_Activity:_ In your copy, leave out the pictures and repeat every record exactly.

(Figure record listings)
____

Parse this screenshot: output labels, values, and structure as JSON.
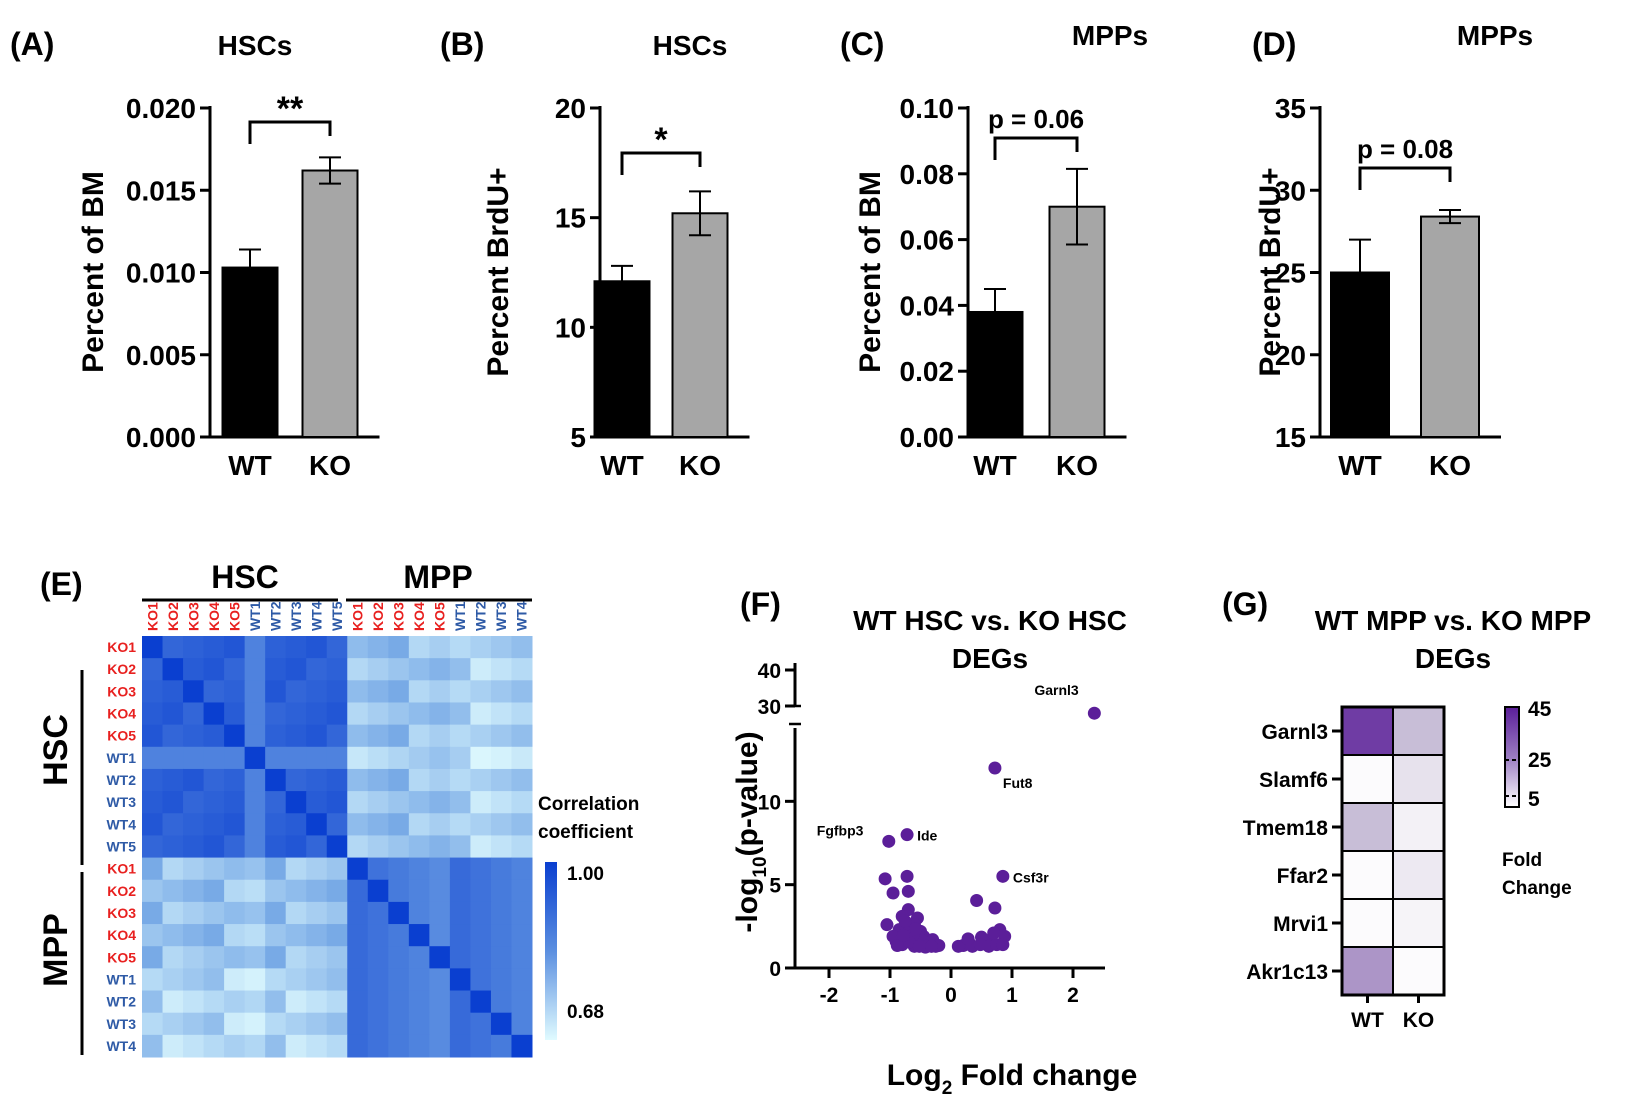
{
  "colors": {
    "wt_bar": "#000000",
    "ko_bar": "#a6a6a6",
    "ko_label": "#e8201f",
    "wt_label": "#2e5aa6",
    "volcano": "#5b1e99",
    "fold_high": "#5b1e99"
  },
  "chart_data": [
    {
      "id": "A",
      "type": "bar",
      "panel_label": "(A)",
      "title": "HSCs",
      "ylabel": "Percent of BM",
      "ylim": [
        0,
        0.02
      ],
      "yticks": [
        "0.000",
        "0.005",
        "0.010",
        "0.015",
        "0.020"
      ],
      "categories": [
        "WT",
        "KO"
      ],
      "values": [
        0.0103,
        0.0162
      ],
      "errors": [
        0.0011,
        0.0008
      ],
      "significance": "**"
    },
    {
      "id": "B",
      "type": "bar",
      "panel_label": "(B)",
      "title": "HSCs",
      "ylabel": "Percent BrdU+",
      "ylim": [
        5,
        20
      ],
      "yticks": [
        "5",
        "10",
        "15",
        "20"
      ],
      "categories": [
        "WT",
        "KO"
      ],
      "values": [
        12.1,
        15.2
      ],
      "errors": [
        0.7,
        1.0
      ],
      "significance": "*"
    },
    {
      "id": "C",
      "type": "bar",
      "panel_label": "(C)",
      "title": "MPPs",
      "ylabel": "Percent of BM",
      "ylim": [
        0,
        0.1
      ],
      "yticks": [
        "0.00",
        "0.02",
        "0.04",
        "0.06",
        "0.08",
        "0.10"
      ],
      "categories": [
        "WT",
        "KO"
      ],
      "values": [
        0.038,
        0.07
      ],
      "errors": [
        0.007,
        0.0115
      ],
      "significance": "p = 0.06"
    },
    {
      "id": "D",
      "type": "bar",
      "panel_label": "(D)",
      "title": "MPPs",
      "ylabel": "Percent BrdU+",
      "ylim": [
        15,
        35
      ],
      "yticks": [
        "15",
        "20",
        "25",
        "30",
        "35"
      ],
      "categories": [
        "WT",
        "KO"
      ],
      "values": [
        25,
        28.4
      ],
      "errors": [
        2.0,
        0.4
      ],
      "significance": "p = 0.08"
    },
    {
      "id": "E",
      "type": "heatmap",
      "panel_label": "(E)",
      "column_groups": [
        "HSC",
        "MPP"
      ],
      "row_groups": [
        "HSC",
        "MPP"
      ],
      "column_labels": [
        "KO1",
        "KO2",
        "KO3",
        "KO4",
        "KO5",
        "WT1",
        "WT2",
        "WT3",
        "WT4",
        "WT5",
        "KO1",
        "KO2",
        "KO3",
        "KO4",
        "KO5",
        "WT1",
        "WT2",
        "WT3",
        "WT4"
      ],
      "row_labels": [
        "KO1",
        "KO2",
        "KO3",
        "KO4",
        "KO5",
        "WT1",
        "WT2",
        "WT3",
        "WT4",
        "WT5",
        "KO1",
        "KO2",
        "KO3",
        "KO4",
        "KO5",
        "WT1",
        "WT2",
        "WT3",
        "WT4"
      ],
      "colorbar_title_1": "Correlation",
      "colorbar_title_2": "coefficient",
      "colorbar_max": "1.00",
      "colorbar_min": "0.68",
      "range": [
        0.68,
        1.0
      ]
    },
    {
      "id": "F",
      "type": "scatter",
      "panel_label": "(F)",
      "title_line1": "WT HSC vs. KO HSC",
      "title_line2": "DEGs",
      "xlabel": "Log",
      "xlabel_sub": "2",
      "xlabel_rest": " Fold change",
      "ylabel": "-log",
      "ylabel_sub": "10",
      "ylabel_rest": "(p-value)",
      "xticks": [
        "-2",
        "-1",
        "0",
        "1",
        "2"
      ],
      "yticks_lower": [
        "0",
        "5",
        "10"
      ],
      "yticks_upper": [
        "30",
        "40"
      ],
      "labeled_points": [
        {
          "gene": "Garnl3",
          "x": 2.35,
          "y": 28
        },
        {
          "gene": "Fut8",
          "x": 0.72,
          "y": 12
        },
        {
          "gene": "Fgfbp3",
          "x": -1.02,
          "y": 7.6
        },
        {
          "gene": "Ide",
          "x": -0.72,
          "y": 8.0
        },
        {
          "gene": "Csf3r",
          "x": 0.85,
          "y": 5.5
        }
      ],
      "points": [
        [
          -1.08,
          5.35
        ],
        [
          -0.72,
          5.5
        ],
        [
          -0.95,
          4.5
        ],
        [
          -0.7,
          4.6
        ],
        [
          -0.7,
          3.5
        ],
        [
          -0.55,
          3.0
        ],
        [
          -1.05,
          2.6
        ],
        [
          -0.8,
          3.1
        ],
        [
          -0.85,
          2.3
        ],
        [
          -0.6,
          2.6
        ],
        [
          -0.5,
          2.2
        ],
        [
          -0.45,
          1.9
        ],
        [
          -0.3,
          1.7
        ],
        [
          -0.65,
          1.8
        ],
        [
          -0.9,
          1.6
        ],
        [
          -0.4,
          1.4
        ],
        [
          -0.25,
          1.3
        ],
        [
          -0.8,
          1.4
        ],
        [
          -0.55,
          1.45
        ],
        [
          -0.7,
          2.1
        ],
        [
          -0.95,
          1.9
        ],
        [
          -0.35,
          1.5
        ],
        [
          -0.6,
          1.3
        ],
        [
          -0.48,
          1.65
        ],
        [
          -0.75,
          2.8
        ],
        [
          -0.62,
          2.0
        ],
        [
          -0.2,
          1.35
        ],
        [
          -0.88,
          1.35
        ],
        [
          -0.42,
          1.25
        ],
        [
          -0.68,
          1.55
        ],
        [
          -0.52,
          1.3
        ],
        [
          -0.78,
          1.95
        ],
        [
          -0.32,
          1.3
        ],
        [
          -0.58,
          2.35
        ],
        [
          0.42,
          4.05
        ],
        [
          0.72,
          3.6
        ],
        [
          0.8,
          2.3
        ],
        [
          0.88,
          1.9
        ],
        [
          0.65,
          1.7
        ],
        [
          0.55,
          1.5
        ],
        [
          0.3,
          1.5
        ],
        [
          0.2,
          1.35
        ],
        [
          0.5,
          1.85
        ],
        [
          0.62,
          1.3
        ],
        [
          0.35,
          1.3
        ],
        [
          0.48,
          1.4
        ],
        [
          0.75,
          1.4
        ],
        [
          0.85,
          1.4
        ],
        [
          0.12,
          1.3
        ],
        [
          0.28,
          1.75
        ],
        [
          0.7,
          2.1
        ]
      ]
    },
    {
      "id": "G",
      "type": "heatmap",
      "panel_label": "(G)",
      "title_line1": "WT MPP vs. KO MPP",
      "title_line2": "DEGs",
      "genes": [
        "Garnl3",
        "Slamf6",
        "Tmem18",
        "Ffar2",
        "Mrvi1",
        "Akr1c13"
      ],
      "columns": [
        "WT",
        "KO"
      ],
      "values": [
        [
          40,
          18
        ],
        [
          1,
          8
        ],
        [
          18,
          4
        ],
        [
          1,
          6
        ],
        [
          1,
          3
        ],
        [
          25,
          1
        ]
      ],
      "colorbar_ticks": [
        "45",
        "25",
        "5"
      ],
      "colorbar_title_1": "Fold",
      "colorbar_title_2": "Change",
      "range": [
        0,
        45
      ]
    }
  ]
}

____

_Answer section:_
Parse this screenshot: output labels, values, and structure as JSON.
{
  "colors": {
    "wt_bar": "#000000",
    "ko_bar": "#a6a6a6",
    "ko_label": "#e8201f",
    "wt_label": "#2e5aa6",
    "volcano": "#5b1e99",
    "fold_high": "#5b1e99"
  },
  "chart_data": [
    {
      "id": "A",
      "type": "bar",
      "panel_label": "(A)",
      "title": "HSCs",
      "ylabel": "Percent of BM",
      "ylim": [
        0,
        0.02
      ],
      "yticks": [
        "0.000",
        "0.005",
        "0.010",
        "0.015",
        "0.020"
      ],
      "categories": [
        "WT",
        "KO"
      ],
      "values": [
        0.0103,
        0.0162
      ],
      "errors": [
        0.0011,
        0.0008
      ],
      "significance": "**"
    },
    {
      "id": "B",
      "type": "bar",
      "panel_label": "(B)",
      "title": "HSCs",
      "ylabel": "Percent BrdU+",
      "ylim": [
        5,
        20
      ],
      "yticks": [
        "5",
        "10",
        "15",
        "20"
      ],
      "categories": [
        "WT",
        "KO"
      ],
      "values": [
        12.1,
        15.2
      ],
      "errors": [
        0.7,
        1.0
      ],
      "significance": "*"
    },
    {
      "id": "C",
      "type": "bar",
      "panel_label": "(C)",
      "title": "MPPs",
      "ylabel": "Percent of BM",
      "ylim": [
        0,
        0.1
      ],
      "yticks": [
        "0.00",
        "0.02",
        "0.04",
        "0.06",
        "0.08",
        "0.10"
      ],
      "categories": [
        "WT",
        "KO"
      ],
      "values": [
        0.038,
        0.07
      ],
      "errors": [
        0.007,
        0.0115
      ],
      "significance": "p = 0.06"
    },
    {
      "id": "D",
      "type": "bar",
      "panel_label": "(D)",
      "title": "MPPs",
      "ylabel": "Percent BrdU+",
      "ylim": [
        15,
        35
      ],
      "yticks": [
        "15",
        "20",
        "25",
        "30",
        "35"
      ],
      "categories": [
        "WT",
        "KO"
      ],
      "values": [
        25,
        28.4
      ],
      "errors": [
        2.0,
        0.4
      ],
      "significance": "p = 0.08"
    },
    {
      "id": "E",
      "type": "heatmap",
      "panel_label": "(E)",
      "column_groups": [
        "HSC",
        "MPP"
      ],
      "row_groups": [
        "HSC",
        "MPP"
      ],
      "column_labels": [
        "KO1",
        "KO2",
        "KO3",
        "KO4",
        "KO5",
        "WT1",
        "WT2",
        "WT3",
        "WT4",
        "WT5",
        "KO1",
        "KO2",
        "KO3",
        "KO4",
        "KO5",
        "WT1",
        "WT2",
        "WT3",
        "WT4"
      ],
      "row_labels": [
        "KO1",
        "KO2",
        "KO3",
        "KO4",
        "KO5",
        "WT1",
        "WT2",
        "WT3",
        "WT4",
        "WT5",
        "KO1",
        "KO2",
        "KO3",
        "KO4",
        "KO5",
        "WT1",
        "WT2",
        "WT3",
        "WT4"
      ],
      "colorbar_title_1": "Correlation",
      "colorbar_title_2": "coefficient",
      "colorbar_max": "1.00",
      "colorbar_min": "0.68",
      "range": [
        0.68,
        1.0
      ]
    },
    {
      "id": "F",
      "type": "scatter",
      "panel_label": "(F)",
      "title_line1": "WT HSC vs. KO HSC",
      "title_line2": "DEGs",
      "xlabel": "Log",
      "xlabel_sub": "2",
      "xlabel_rest": " Fold change",
      "ylabel": "-log",
      "ylabel_sub": "10",
      "ylabel_rest": "(p-value)",
      "xticks": [
        "-2",
        "-1",
        "0",
        "1",
        "2"
      ],
      "yticks_lower": [
        "0",
        "5",
        "10"
      ],
      "yticks_upper": [
        "30",
        "40"
      ],
      "labeled_points": [
        {
          "gene": "Garnl3",
          "x": 2.35,
          "y": 28
        },
        {
          "gene": "Fut8",
          "x": 0.72,
          "y": 12
        },
        {
          "gene": "Fgfbp3",
          "x": -1.02,
          "y": 7.6
        },
        {
          "gene": "Ide",
          "x": -0.72,
          "y": 8.0
        },
        {
          "gene": "Csf3r",
          "x": 0.85,
          "y": 5.5
        }
      ],
      "points": [
        [
          -1.08,
          5.35
        ],
        [
          -0.72,
          5.5
        ],
        [
          -0.95,
          4.5
        ],
        [
          -0.7,
          4.6
        ],
        [
          -0.7,
          3.5
        ],
        [
          -0.55,
          3.0
        ],
        [
          -1.05,
          2.6
        ],
        [
          -0.8,
          3.1
        ],
        [
          -0.85,
          2.3
        ],
        [
          -0.6,
          2.6
        ],
        [
          -0.5,
          2.2
        ],
        [
          -0.45,
          1.9
        ],
        [
          -0.3,
          1.7
        ],
        [
          -0.65,
          1.8
        ],
        [
          -0.9,
          1.6
        ],
        [
          -0.4,
          1.4
        ],
        [
          -0.25,
          1.3
        ],
        [
          -0.8,
          1.4
        ],
        [
          -0.55,
          1.45
        ],
        [
          -0.7,
          2.1
        ],
        [
          -0.95,
          1.9
        ],
        [
          -0.35,
          1.5
        ],
        [
          -0.6,
          1.3
        ],
        [
          -0.48,
          1.65
        ],
        [
          -0.75,
          2.8
        ],
        [
          -0.62,
          2.0
        ],
        [
          -0.2,
          1.35
        ],
        [
          -0.88,
          1.35
        ],
        [
          -0.42,
          1.25
        ],
        [
          -0.68,
          1.55
        ],
        [
          -0.52,
          1.3
        ],
        [
          -0.78,
          1.95
        ],
        [
          -0.32,
          1.3
        ],
        [
          -0.58,
          2.35
        ],
        [
          0.42,
          4.05
        ],
        [
          0.72,
          3.6
        ],
        [
          0.8,
          2.3
        ],
        [
          0.88,
          1.9
        ],
        [
          0.65,
          1.7
        ],
        [
          0.55,
          1.5
        ],
        [
          0.3,
          1.5
        ],
        [
          0.2,
          1.35
        ],
        [
          0.5,
          1.85
        ],
        [
          0.62,
          1.3
        ],
        [
          0.35,
          1.3
        ],
        [
          0.48,
          1.4
        ],
        [
          0.75,
          1.4
        ],
        [
          0.85,
          1.4
        ],
        [
          0.12,
          1.3
        ],
        [
          0.28,
          1.75
        ],
        [
          0.7,
          2.1
        ]
      ]
    },
    {
      "id": "G",
      "type": "heatmap",
      "panel_label": "(G)",
      "title_line1": "WT MPP vs. KO MPP",
      "title_line2": "DEGs",
      "genes": [
        "Garnl3",
        "Slamf6",
        "Tmem18",
        "Ffar2",
        "Mrvi1",
        "Akr1c13"
      ],
      "columns": [
        "WT",
        "KO"
      ],
      "values": [
        [
          40,
          18
        ],
        [
          1,
          8
        ],
        [
          18,
          4
        ],
        [
          1,
          6
        ],
        [
          1,
          3
        ],
        [
          25,
          1
        ]
      ],
      "colorbar_ticks": [
        "45",
        "25",
        "5"
      ],
      "colorbar_title_1": "Fold",
      "colorbar_title_2": "Change",
      "range": [
        0,
        45
      ]
    }
  ]
}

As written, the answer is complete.